* _Excerpted text_:

----

As we prepare to get arrested as a result of the passage of a new
anti-ethnic studies law in Arizona, several attorneys explain to about
30 - 40 of us in Tucson's state building the consequences of getting
arrested. As such, the numbers are winnowed down to 15 due to legal
reasons, parental authority, age, etc. Many of those making these
decisions are middle and high school and college students.
All of us who remain on the 2nd floor have thoughts racing through our
minds. As I think about why I will get arrested, all I can think of is
the Nahuatl concept of Ipalnemoani: That for what we live for - or the
Maya concept of Hunab Ku.
We can summons all the linguists and all the great philosophers of the
world, but in the end, their translations will not suffice. It is
meaning that I am looking for, not words. This is about who we are and
about what makes us human. At this time, it boils down to one
question: What in life is worth getting arrested for?
For those of us here, the right to our own narrative - the right to
memory - is one of them.

----

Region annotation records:
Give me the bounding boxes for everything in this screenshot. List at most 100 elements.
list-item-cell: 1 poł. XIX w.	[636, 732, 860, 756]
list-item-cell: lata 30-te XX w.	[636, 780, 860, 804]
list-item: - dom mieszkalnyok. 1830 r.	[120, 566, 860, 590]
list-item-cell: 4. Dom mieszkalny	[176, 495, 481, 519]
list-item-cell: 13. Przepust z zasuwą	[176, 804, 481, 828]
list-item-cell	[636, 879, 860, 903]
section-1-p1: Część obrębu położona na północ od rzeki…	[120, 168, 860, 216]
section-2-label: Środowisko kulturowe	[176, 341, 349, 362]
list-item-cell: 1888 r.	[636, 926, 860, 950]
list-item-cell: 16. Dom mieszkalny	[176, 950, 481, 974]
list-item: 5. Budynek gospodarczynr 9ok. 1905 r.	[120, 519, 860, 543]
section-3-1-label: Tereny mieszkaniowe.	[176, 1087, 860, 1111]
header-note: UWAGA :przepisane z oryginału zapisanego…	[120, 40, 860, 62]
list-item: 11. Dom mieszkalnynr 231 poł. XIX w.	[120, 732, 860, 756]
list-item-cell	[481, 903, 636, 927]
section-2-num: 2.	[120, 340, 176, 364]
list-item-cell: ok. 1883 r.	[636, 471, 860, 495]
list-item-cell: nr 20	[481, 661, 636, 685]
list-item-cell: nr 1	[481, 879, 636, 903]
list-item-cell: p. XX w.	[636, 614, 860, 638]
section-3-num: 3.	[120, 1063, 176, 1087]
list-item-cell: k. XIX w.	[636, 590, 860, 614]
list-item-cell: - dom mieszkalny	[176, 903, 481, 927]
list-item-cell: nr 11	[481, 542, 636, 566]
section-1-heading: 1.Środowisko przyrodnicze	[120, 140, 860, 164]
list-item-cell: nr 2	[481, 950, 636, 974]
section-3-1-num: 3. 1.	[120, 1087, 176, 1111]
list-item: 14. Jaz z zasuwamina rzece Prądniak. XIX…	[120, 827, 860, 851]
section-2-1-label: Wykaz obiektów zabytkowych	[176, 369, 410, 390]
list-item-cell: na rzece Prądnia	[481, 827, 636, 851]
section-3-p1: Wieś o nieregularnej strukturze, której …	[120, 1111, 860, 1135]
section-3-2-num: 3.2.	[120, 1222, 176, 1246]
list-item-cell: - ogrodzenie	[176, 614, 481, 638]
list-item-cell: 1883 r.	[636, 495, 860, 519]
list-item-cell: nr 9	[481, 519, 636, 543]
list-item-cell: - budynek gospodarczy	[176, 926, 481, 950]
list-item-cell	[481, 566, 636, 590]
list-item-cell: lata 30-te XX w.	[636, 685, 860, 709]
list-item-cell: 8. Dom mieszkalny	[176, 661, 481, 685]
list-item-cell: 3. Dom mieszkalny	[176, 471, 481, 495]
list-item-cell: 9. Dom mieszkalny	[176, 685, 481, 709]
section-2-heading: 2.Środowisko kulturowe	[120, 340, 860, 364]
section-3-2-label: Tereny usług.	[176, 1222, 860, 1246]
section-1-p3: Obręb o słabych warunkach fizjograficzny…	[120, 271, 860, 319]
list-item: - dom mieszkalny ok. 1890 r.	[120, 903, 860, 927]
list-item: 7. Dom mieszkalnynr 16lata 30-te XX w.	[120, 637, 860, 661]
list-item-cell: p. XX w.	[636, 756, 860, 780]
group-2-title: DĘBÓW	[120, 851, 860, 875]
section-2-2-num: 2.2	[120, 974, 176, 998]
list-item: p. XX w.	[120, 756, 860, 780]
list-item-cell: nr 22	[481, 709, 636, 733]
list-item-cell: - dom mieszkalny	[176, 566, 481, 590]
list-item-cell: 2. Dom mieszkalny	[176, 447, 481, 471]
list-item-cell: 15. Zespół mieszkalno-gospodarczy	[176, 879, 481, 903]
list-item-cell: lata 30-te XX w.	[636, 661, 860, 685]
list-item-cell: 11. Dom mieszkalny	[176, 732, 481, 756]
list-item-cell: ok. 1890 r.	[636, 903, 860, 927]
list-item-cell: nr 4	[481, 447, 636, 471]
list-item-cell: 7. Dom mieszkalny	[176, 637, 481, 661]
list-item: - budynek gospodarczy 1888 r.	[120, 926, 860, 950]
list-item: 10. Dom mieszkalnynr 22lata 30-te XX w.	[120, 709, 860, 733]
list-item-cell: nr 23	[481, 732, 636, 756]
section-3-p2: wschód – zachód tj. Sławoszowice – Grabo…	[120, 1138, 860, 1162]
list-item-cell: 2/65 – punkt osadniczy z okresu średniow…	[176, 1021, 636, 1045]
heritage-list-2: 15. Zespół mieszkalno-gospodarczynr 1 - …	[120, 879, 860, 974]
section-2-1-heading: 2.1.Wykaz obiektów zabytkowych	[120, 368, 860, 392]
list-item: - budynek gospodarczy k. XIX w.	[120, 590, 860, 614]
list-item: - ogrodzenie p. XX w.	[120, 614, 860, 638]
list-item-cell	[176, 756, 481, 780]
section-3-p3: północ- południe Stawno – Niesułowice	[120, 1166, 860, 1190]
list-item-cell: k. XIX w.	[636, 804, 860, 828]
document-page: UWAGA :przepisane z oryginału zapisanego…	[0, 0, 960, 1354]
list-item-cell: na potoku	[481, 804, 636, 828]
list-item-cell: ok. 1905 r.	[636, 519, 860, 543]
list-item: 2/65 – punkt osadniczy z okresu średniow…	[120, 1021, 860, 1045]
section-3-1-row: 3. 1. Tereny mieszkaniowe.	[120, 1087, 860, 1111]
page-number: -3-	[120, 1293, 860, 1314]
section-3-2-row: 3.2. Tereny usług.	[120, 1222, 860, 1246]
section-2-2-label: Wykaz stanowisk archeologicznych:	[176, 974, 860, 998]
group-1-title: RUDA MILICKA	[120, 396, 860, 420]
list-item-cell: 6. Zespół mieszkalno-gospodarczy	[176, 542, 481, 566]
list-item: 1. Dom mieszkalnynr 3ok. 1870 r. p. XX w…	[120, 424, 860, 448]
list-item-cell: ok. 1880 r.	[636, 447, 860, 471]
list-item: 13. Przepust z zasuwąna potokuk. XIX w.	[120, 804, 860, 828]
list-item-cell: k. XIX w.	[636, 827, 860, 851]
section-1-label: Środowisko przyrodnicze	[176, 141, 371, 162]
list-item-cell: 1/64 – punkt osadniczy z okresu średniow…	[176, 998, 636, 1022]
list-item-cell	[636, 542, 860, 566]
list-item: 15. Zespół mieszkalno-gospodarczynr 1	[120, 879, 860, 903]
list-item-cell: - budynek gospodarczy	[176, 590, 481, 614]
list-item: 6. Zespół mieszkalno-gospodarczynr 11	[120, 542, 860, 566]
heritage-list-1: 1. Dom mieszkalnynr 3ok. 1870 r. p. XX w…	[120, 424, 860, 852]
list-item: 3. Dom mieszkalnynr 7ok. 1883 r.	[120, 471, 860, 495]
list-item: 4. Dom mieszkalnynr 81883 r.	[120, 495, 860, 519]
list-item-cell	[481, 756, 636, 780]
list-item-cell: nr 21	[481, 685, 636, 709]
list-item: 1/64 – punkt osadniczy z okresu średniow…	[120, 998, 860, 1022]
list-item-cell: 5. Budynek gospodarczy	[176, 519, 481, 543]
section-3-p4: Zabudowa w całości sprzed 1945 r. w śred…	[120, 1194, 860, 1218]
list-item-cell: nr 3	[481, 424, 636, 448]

----

* _Tasks to complete_:
(1) Repeat the stretch of the protest passage from "All of us who" through "one of them.".
(2) List the school levels of the students that the protest passage says made many of the decisions.
Rely only on the protest passage for your answers.

* _Results for each task_:
(1)
All of us who remain on the 2nd floor have thoughts racing through our
minds. As I think about why I will get arrested, all I can think of is
the Nahuatl concept of Ipalnemoani: That for what we live for - or the
Maya concept of Hunab Ku.
We can summons all the linguists and all the great philosophers of the
world, but in the end, their translations will not suffice. It is
meaning that I am looking for, not words. This is about who we are and
about what makes us human. At this time, it boils down to one
question: What in life is worth getting arrested for?
For those of us here, the right to our own narrative - the right to
memory - is one of them.

(2) Middle school, high school, college